AIM. Reproduce only the lines that run from the line with "Serialize everything readable" to the last line of the material, both ends included, exactly as they appear.

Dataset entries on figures
[Begin]

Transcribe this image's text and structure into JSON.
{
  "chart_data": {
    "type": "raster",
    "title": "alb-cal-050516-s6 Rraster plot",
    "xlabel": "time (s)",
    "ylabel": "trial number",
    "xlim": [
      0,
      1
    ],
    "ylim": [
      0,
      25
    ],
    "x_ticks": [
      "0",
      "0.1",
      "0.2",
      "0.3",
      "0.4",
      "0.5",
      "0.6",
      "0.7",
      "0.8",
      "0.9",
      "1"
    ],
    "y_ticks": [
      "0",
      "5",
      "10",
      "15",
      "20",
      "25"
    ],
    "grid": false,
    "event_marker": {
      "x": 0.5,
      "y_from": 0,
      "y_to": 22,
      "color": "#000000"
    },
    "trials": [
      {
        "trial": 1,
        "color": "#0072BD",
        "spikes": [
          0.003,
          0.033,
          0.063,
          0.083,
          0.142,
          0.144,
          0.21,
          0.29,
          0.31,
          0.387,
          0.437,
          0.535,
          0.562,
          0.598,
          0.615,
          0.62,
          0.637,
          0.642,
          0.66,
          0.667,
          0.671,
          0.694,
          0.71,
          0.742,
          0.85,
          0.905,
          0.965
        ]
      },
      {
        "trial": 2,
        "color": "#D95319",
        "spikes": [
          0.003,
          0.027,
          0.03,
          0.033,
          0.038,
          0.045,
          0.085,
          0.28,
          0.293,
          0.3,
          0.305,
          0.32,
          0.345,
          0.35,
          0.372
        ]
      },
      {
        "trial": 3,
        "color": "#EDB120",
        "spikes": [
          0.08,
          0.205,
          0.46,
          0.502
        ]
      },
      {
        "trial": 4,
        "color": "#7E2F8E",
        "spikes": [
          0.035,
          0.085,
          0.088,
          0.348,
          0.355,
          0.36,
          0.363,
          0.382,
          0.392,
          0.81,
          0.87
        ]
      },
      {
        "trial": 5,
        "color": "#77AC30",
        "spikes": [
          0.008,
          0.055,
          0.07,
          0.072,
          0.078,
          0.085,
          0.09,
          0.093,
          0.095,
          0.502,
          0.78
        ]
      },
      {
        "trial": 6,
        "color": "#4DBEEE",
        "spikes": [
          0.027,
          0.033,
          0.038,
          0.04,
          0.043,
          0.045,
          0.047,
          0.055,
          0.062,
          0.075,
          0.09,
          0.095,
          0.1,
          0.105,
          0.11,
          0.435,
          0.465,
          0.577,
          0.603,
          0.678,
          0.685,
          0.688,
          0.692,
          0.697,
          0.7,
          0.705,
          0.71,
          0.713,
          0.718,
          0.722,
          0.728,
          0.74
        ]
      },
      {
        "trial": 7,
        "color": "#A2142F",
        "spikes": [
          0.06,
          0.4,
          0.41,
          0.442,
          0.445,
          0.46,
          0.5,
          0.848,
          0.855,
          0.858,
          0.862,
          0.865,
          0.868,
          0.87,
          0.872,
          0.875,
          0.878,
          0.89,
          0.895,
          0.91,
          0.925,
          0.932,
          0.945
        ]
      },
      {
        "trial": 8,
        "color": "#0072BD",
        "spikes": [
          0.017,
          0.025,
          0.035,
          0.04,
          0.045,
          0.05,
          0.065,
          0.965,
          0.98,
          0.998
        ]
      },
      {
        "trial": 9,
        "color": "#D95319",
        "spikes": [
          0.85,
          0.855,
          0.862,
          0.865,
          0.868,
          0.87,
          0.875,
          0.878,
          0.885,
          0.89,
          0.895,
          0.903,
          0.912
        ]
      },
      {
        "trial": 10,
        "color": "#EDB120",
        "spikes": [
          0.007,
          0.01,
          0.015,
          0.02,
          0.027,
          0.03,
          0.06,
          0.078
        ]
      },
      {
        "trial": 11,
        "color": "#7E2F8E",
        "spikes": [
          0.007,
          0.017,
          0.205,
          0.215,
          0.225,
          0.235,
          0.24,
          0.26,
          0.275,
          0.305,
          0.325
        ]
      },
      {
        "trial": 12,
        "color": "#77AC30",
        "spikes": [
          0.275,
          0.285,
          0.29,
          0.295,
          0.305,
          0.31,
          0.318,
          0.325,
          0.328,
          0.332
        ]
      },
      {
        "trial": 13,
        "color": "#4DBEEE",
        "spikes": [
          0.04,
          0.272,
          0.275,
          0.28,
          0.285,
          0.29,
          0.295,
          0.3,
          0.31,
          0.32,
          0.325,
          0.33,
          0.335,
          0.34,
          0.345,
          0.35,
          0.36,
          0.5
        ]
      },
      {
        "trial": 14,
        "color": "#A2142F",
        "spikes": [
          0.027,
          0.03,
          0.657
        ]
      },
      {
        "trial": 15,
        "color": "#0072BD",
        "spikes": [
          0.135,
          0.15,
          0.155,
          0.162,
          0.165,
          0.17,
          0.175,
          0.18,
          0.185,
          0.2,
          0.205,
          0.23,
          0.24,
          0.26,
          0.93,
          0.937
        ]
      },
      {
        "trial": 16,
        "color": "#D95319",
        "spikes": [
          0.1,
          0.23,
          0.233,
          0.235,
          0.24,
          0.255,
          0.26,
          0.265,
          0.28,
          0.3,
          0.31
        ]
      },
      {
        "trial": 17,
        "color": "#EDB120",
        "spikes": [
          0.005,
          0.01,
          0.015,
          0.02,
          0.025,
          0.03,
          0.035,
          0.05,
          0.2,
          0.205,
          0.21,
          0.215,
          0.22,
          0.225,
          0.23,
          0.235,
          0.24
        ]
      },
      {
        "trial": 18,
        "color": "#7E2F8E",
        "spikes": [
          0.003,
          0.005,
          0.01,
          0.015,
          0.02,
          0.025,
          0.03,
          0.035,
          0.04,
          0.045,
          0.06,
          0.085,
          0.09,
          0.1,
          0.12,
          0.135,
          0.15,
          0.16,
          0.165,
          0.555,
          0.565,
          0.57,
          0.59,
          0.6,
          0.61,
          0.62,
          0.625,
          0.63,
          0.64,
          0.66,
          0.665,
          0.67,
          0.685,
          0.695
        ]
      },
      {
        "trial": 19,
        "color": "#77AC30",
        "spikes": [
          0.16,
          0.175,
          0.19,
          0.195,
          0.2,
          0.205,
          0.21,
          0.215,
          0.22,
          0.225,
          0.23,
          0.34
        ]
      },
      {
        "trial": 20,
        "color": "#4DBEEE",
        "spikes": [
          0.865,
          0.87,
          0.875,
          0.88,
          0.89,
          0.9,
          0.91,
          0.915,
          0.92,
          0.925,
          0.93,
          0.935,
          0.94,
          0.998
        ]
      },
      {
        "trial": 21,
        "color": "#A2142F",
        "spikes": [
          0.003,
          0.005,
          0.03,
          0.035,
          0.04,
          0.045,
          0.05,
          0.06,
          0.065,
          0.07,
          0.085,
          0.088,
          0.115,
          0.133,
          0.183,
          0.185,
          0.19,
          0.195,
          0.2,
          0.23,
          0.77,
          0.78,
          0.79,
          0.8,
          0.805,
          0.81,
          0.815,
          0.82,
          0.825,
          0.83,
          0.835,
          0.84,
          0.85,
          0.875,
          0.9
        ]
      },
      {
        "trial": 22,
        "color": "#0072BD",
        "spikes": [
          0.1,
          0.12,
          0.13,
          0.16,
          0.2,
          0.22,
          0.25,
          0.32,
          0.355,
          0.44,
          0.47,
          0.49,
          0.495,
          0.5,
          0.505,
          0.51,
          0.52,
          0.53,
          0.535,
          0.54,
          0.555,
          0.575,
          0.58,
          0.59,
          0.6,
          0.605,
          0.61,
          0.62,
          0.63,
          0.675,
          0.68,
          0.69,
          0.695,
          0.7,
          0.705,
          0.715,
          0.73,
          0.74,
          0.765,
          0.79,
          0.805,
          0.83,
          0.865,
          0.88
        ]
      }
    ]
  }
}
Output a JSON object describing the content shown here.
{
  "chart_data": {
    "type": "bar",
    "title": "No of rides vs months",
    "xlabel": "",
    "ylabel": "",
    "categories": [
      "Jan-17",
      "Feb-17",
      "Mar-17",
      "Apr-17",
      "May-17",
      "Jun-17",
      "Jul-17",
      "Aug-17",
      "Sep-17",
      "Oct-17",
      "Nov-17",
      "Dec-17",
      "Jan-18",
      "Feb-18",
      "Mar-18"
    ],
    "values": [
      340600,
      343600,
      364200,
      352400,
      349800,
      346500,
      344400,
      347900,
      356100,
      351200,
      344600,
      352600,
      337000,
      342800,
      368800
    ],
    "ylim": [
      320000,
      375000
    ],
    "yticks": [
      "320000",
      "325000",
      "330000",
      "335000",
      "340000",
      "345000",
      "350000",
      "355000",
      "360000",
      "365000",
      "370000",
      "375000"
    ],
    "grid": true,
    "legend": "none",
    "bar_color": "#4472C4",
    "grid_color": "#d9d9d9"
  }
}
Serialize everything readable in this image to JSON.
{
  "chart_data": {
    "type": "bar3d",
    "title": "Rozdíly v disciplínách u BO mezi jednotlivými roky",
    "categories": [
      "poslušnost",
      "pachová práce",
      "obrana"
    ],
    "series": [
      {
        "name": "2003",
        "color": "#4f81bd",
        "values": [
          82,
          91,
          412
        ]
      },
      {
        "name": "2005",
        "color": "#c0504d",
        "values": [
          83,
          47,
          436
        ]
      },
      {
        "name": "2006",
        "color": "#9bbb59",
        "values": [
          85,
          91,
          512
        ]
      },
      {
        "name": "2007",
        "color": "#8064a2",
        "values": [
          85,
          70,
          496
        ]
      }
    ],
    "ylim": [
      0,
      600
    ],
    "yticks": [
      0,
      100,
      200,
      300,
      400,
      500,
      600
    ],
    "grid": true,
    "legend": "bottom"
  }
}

[End]

OUTPUT FOR THIS EXERCISE.
Serialize everything readable in this image to JSON.
{
  "chart_data": {
    "type": "bar3d",
    "title": "Rozdíly v disciplínách u BO mezi jednotlivými roky",
    "categories": [
      "poslušnost",
      "pachová práce",
      "obrana"
    ],
    "series": [
      {
        "name": "2003",
        "color": "#4f81bd",
        "values": [
          82,
          91,
          412
        ]
      },
      {
        "name": "2005",
        "color": "#c0504d",
        "values": [
          83,
          47,
          436
        ]
      },
      {
        "name": "2006",
        "color": "#9bbb59",
        "values": [
          85,
          91,
          512
        ]
      },
      {
        "name": "2007",
        "color": "#8064a2",
        "values": [
          85,
          70,
          496
        ]
      }
    ],
    "ylim": [
      0,
      600
    ],
    "yticks": [
      0,
      100,
      200,
      300,
      400,
      500,
      600
    ],
    "grid": true,
    "legend": "bottom"
  }
}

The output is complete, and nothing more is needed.